======== RECORDS SUPPLIED ========

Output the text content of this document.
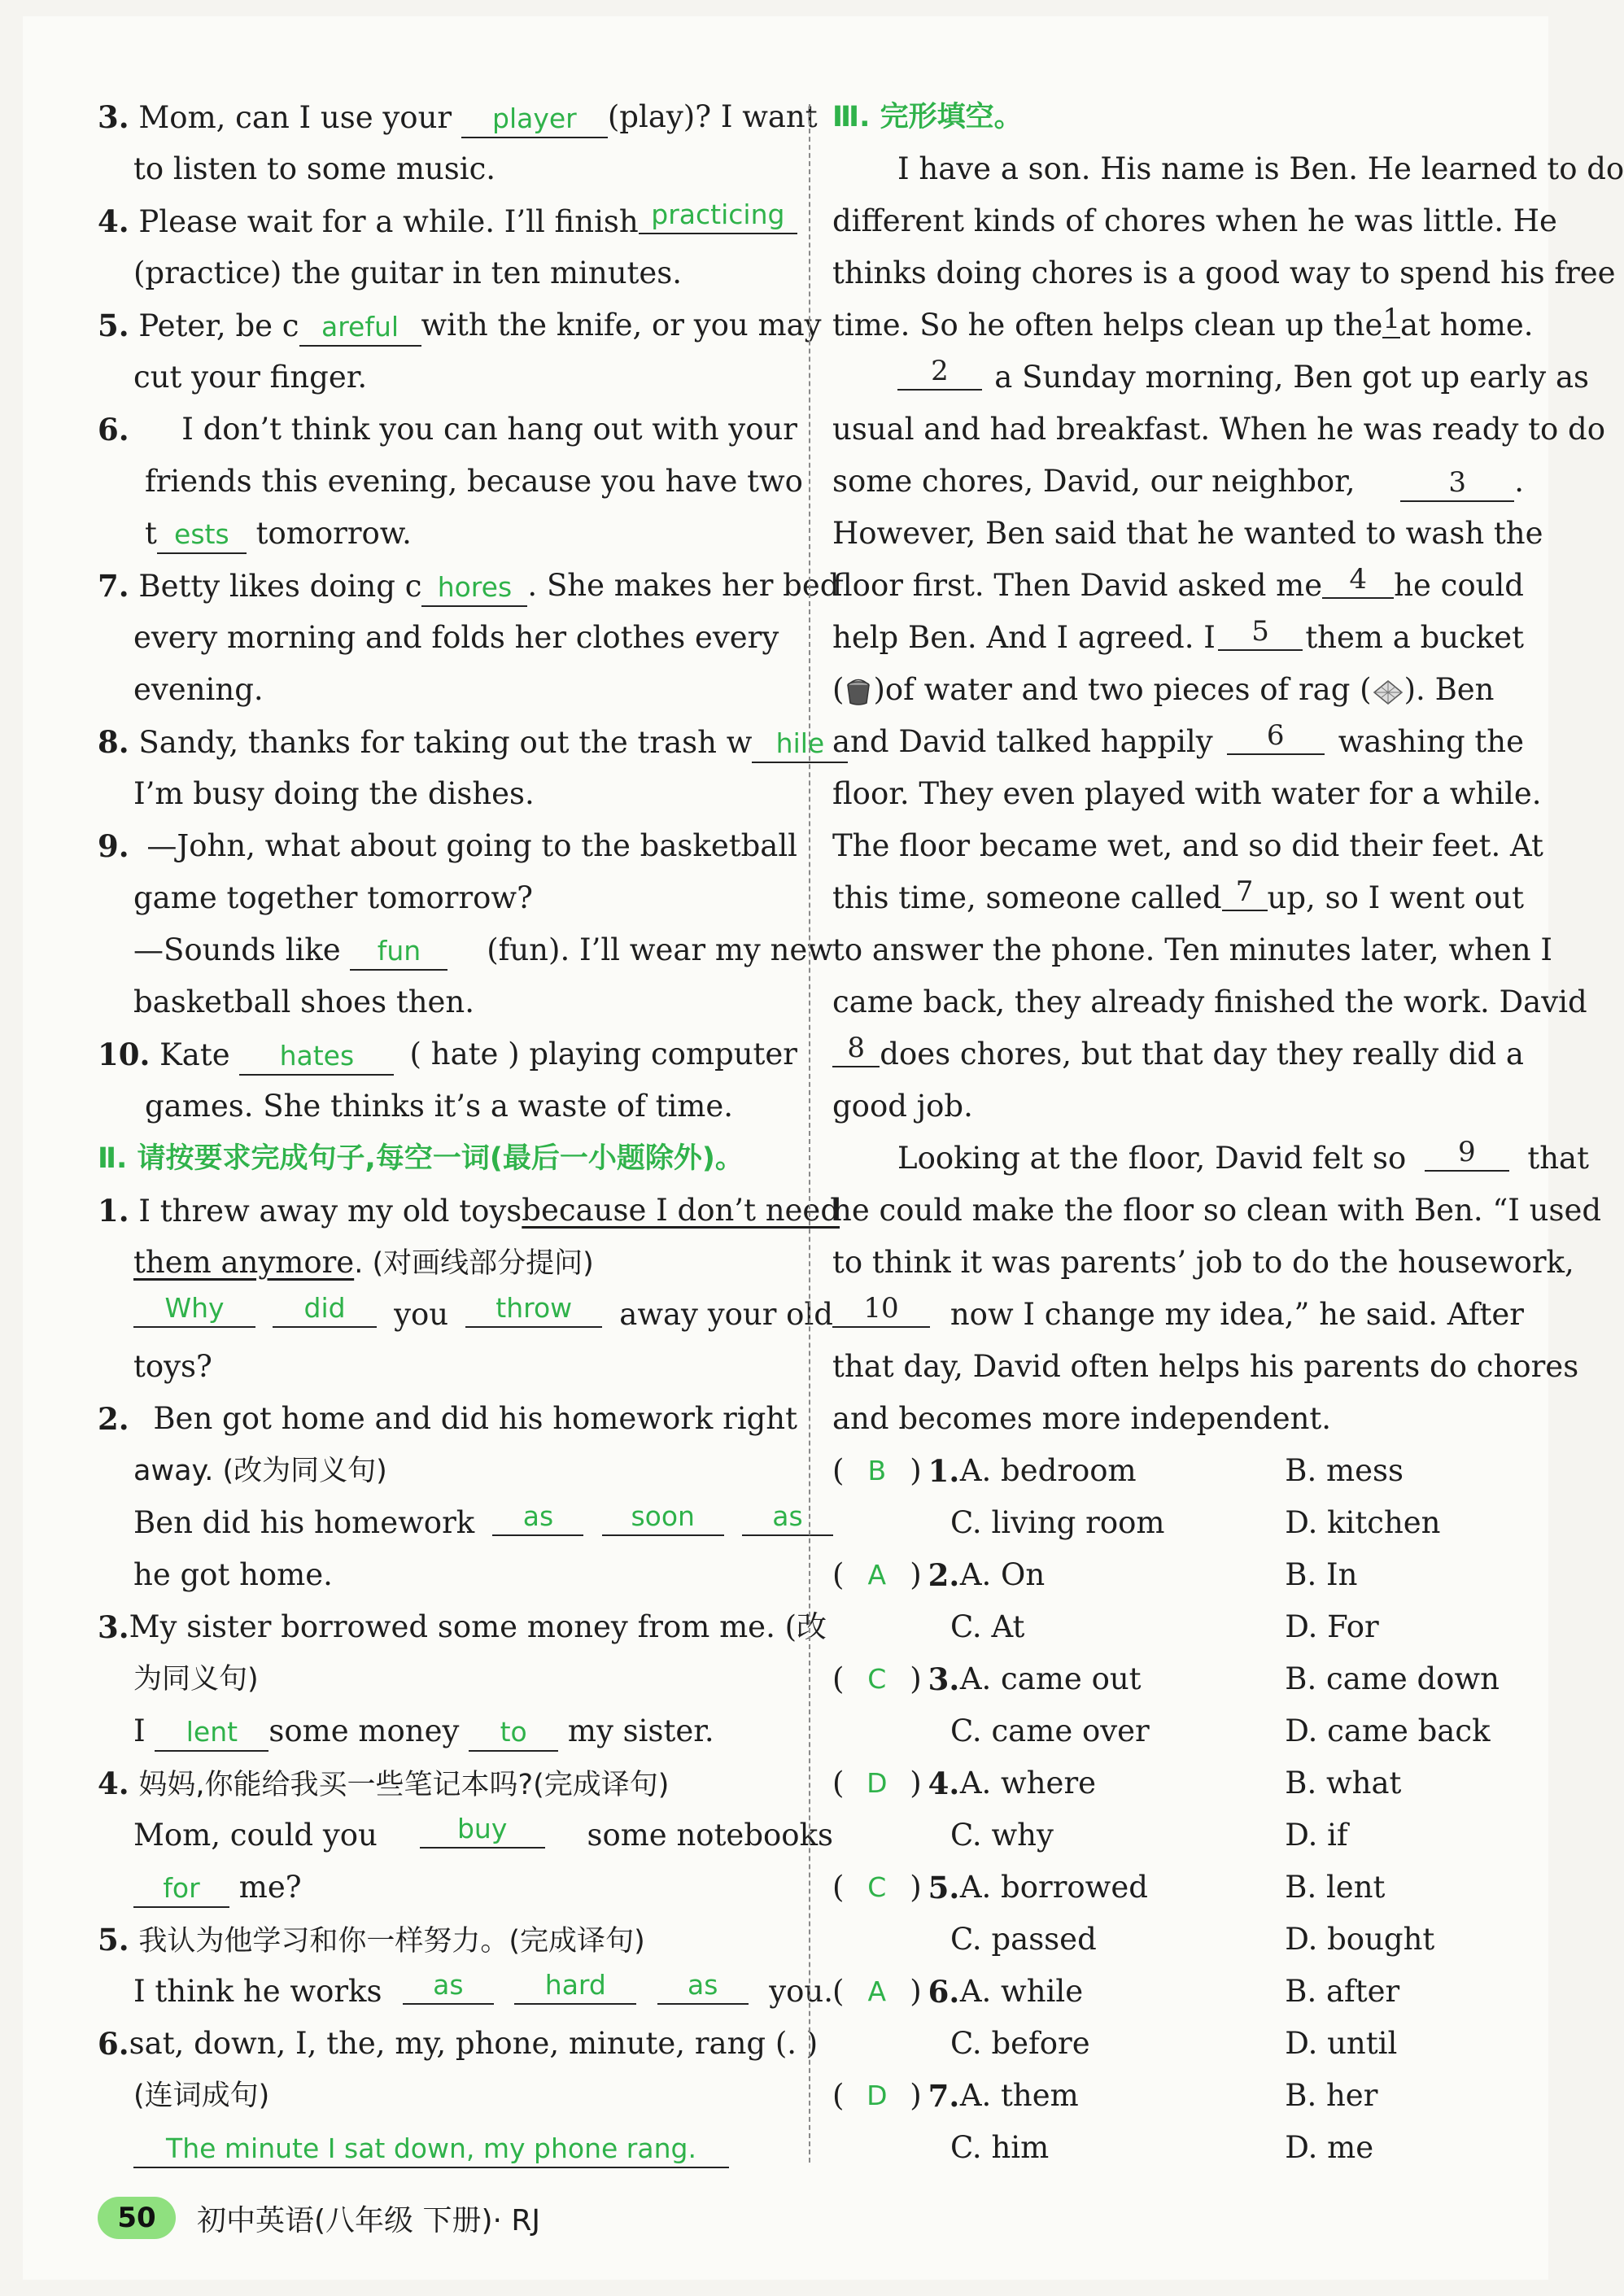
3. Mom, can I use your player	(play)? I want
to listen to some music.
4. Please wait for a while. I’ll finish practicing
(practice) the guitar in ten minutes.
5. Peter, be c areful with the knife, or you may
cut your finger.
6. I don’t think you can hang out with your
friends this evening, because you have two
t ests tomorrow.
7. Betty likes doing c hores . She makes her bed
every morning and folds her clothes every
evening.
8. Sandy, thanks for taking out the trash w hile
I’m busy doing the dishes.
9. —John, what about going to the basketball
game together tomorrow?
—Sounds like fun	(fun). I’ll wear my new
basketball shoes then.
10. Kate hates	( hate ) playing computer
games. She thinks it’s a waste of time.
Ⅱ. 请按要求完成句子,每空一词(最后一小题除外)。
1. I threw away my old toys because I don’t need
them anymore. (对画线部分提问)
Why	did	you	throw	away your old
toys?
2. Ben got home and did his homework right
away. (改为同义句)
Ben did his homework	as	soon	as
he got home.
3. My sister borrowed some money from me. (改
为同义句)
I lent some money to my sister.
4. 妈妈,你能给我买一些笔记本吗?(完成译句)
Mom, could you	buy	some notebooks
for me?
5. 我认为他学习和你一样努力。(完成译句)
I think he works	as	hard	as	you.
6. sat, down, I, the, my, phone, minute, rang (. )
(连词成句)
The minute I sat down, my phone rang.
Ⅲ. 完形填空。
I have a son. His name is Ben. He learned to do
different kinds of chores when he was little. He
thinks doing chores is a good way to spend his free
time. So he often helps clean up the 1 at home.
2	a Sunday morning, Ben got up early as
usual and had breakfast. When he was ready to do
some chores, David, our neighbor,	3 .
However, Ben said that he wanted to wash the
floor first. Then David asked me 4 he could
help Ben. And I agreed. I	5	them a bucket
( )of water and two pieces of rag ( ). Ben
and David talked happily	6	washing the
floor. They even played with water for a while.
The floor became wet, and so did their feet. At
this time, someone called 7 up, so I went out
to answer the phone. Ten minutes later, when I
came back, they already finished the work. David
8 does chores, but that day they really did a
good job.
Looking at the floor, David felt so	9	that
he could make the floor so clean with Ben. “I used
to think it was parents’ job to do the housework,
10	now I change my idea,” he said. After
that day, David often helps his parents do chores
and becomes more independent.
( B ) 1. A. bedroom	B. mess
C. living room	D. kitchen
( A ) 2. A. On	B. In
C. At	D. For
( C ) 3. A. came out	B. came down
C. came over	D. came back
( D ) 4. A. where	B. what
C. why	D. if
( C ) 5. A. borrowed	B. lent
C. passed	D. bought
( A ) 6. A. while	B. after
C. before	D. until
( D ) 7. A. them	B. her
C. him	D. me
50	初中英语(八年级 下册)· RJ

========

Only the number is wanted: count the lines of the records that hold the word "this".

3